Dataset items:
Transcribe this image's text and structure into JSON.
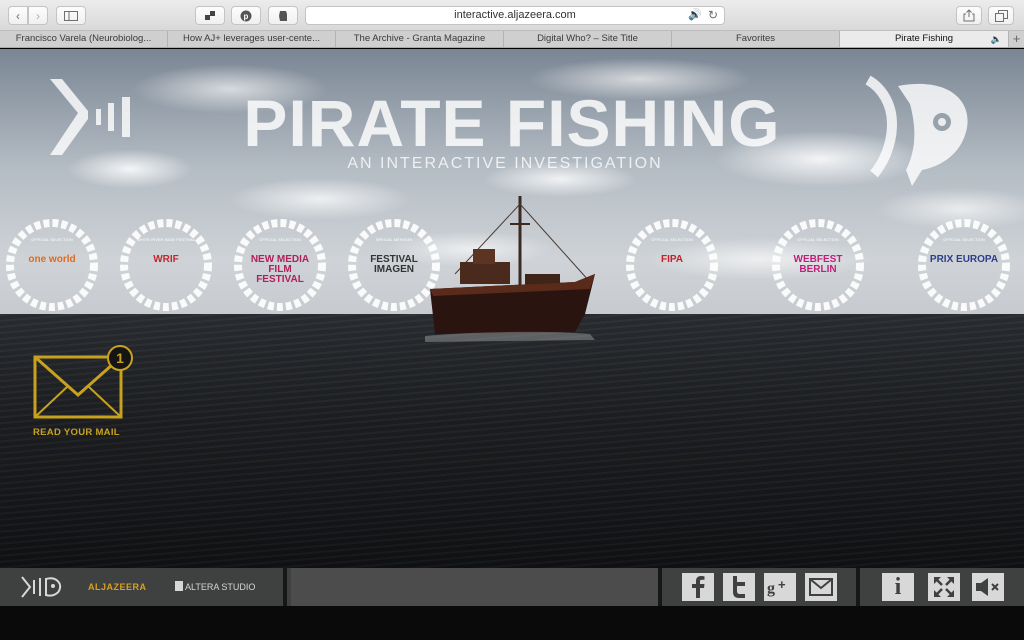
{
  "browser": {
    "url": "interactive.aljazeera.com",
    "tabs": [
      {
        "label": "Francisco Varela (Neurobiolog...",
        "active": false
      },
      {
        "label": "How AJ+ leverages user-cente...",
        "active": false
      },
      {
        "label": "The Archive - Granta Magazine",
        "active": false
      },
      {
        "label": "Digital Who? – Site Title",
        "active": false
      },
      {
        "label": "Favorites",
        "active": false
      },
      {
        "label": "Pirate Fishing",
        "active": true
      }
    ],
    "new_tab_glyph": "+"
  },
  "hero": {
    "title": "PIRATE FISHING",
    "subtitle": "AN INTERACTIVE INVESTIGATION"
  },
  "laurels": [
    {
      "top": "OFFICIAL SELECTION",
      "name": "one world",
      "color": "#e06a1e"
    },
    {
      "top": "WHITE RIVER INDIE FESTIVAL",
      "name": "WRIF",
      "color": "#c0282d"
    },
    {
      "top": "OFFICIAL SELECTION",
      "name": "NEW MEDIA FILM FESTIVAL",
      "color": "#b0205a"
    },
    {
      "top": "SPECIAL MENTION",
      "name": "FESTIVAL IMAGEN",
      "color": "#333333"
    },
    {
      "top": "OFFICIAL SELECTION",
      "name": "FIPA",
      "color": "#c4202a"
    },
    {
      "top": "OFFICIAL SELECTION",
      "name": "WEBFEST BERLIN",
      "color": "#c0207a"
    },
    {
      "top": "OFFICIAL SELECTION",
      "name": "PRIX EUROPA",
      "color": "#2b3f8a"
    }
  ],
  "mail": {
    "count": "1",
    "label": "READ YOUR MAIL"
  },
  "footer": {
    "aljazeera": "ALJAZEERA",
    "altera": "ALTERA STUDIO",
    "info_glyph": "i"
  },
  "icons": {
    "facebook": "facebook-icon",
    "twitter": "twitter-icon",
    "googleplus": "google-plus-icon",
    "email": "email-icon",
    "info": "info-icon",
    "fullscreen": "fullscreen-icon",
    "mute": "mute-icon"
  },
  "colors": {
    "gold": "#c8a21f",
    "footer": "#3f4040",
    "button": "#d8d8d8"
  }
}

- **WHAT YOU NEED TO DO**
Pictures stay out of the copy; please restate every record above exactly.

- **RESPONSE TO THE EXERCISE**
Transcribe this image's text and structure into JSON.
{
  "browser": {
    "url": "interactive.aljazeera.com",
    "tabs": [
      {
        "label": "Francisco Varela (Neurobiolog...",
        "active": false
      },
      {
        "label": "How AJ+ leverages user-cente...",
        "active": false
      },
      {
        "label": "The Archive - Granta Magazine",
        "active": false
      },
      {
        "label": "Digital Who? – Site Title",
        "active": false
      },
      {
        "label": "Favorites",
        "active": false
      },
      {
        "label": "Pirate Fishing",
        "active": true
      }
    ],
    "new_tab_glyph": "+"
  },
  "hero": {
    "title": "PIRATE FISHING",
    "subtitle": "AN INTERACTIVE INVESTIGATION"
  },
  "laurels": [
    {
      "top": "OFFICIAL SELECTION",
      "name": "one world",
      "color": "#e06a1e"
    },
    {
      "top": "WHITE RIVER INDIE FESTIVAL",
      "name": "WRIF",
      "color": "#c0282d"
    },
    {
      "top": "OFFICIAL SELECTION",
      "name": "NEW MEDIA FILM FESTIVAL",
      "color": "#b0205a"
    },
    {
      "top": "SPECIAL MENTION",
      "name": "FESTIVAL IMAGEN",
      "color": "#333333"
    },
    {
      "top": "OFFICIAL SELECTION",
      "name": "FIPA",
      "color": "#c4202a"
    },
    {
      "top": "OFFICIAL SELECTION",
      "name": "WEBFEST BERLIN",
      "color": "#c0207a"
    },
    {
      "top": "OFFICIAL SELECTION",
      "name": "PRIX EUROPA",
      "color": "#2b3f8a"
    }
  ],
  "mail": {
    "count": "1",
    "label": "READ YOUR MAIL"
  },
  "footer": {
    "aljazeera": "ALJAZEERA",
    "altera": "ALTERA STUDIO",
    "info_glyph": "i"
  },
  "icons": {
    "facebook": "facebook-icon",
    "twitter": "twitter-icon",
    "googleplus": "google-plus-icon",
    "email": "email-icon",
    "info": "info-icon",
    "fullscreen": "fullscreen-icon",
    "mute": "mute-icon"
  },
  "colors": {
    "gold": "#c8a21f",
    "footer": "#3f4040",
    "button": "#d8d8d8"
  }
}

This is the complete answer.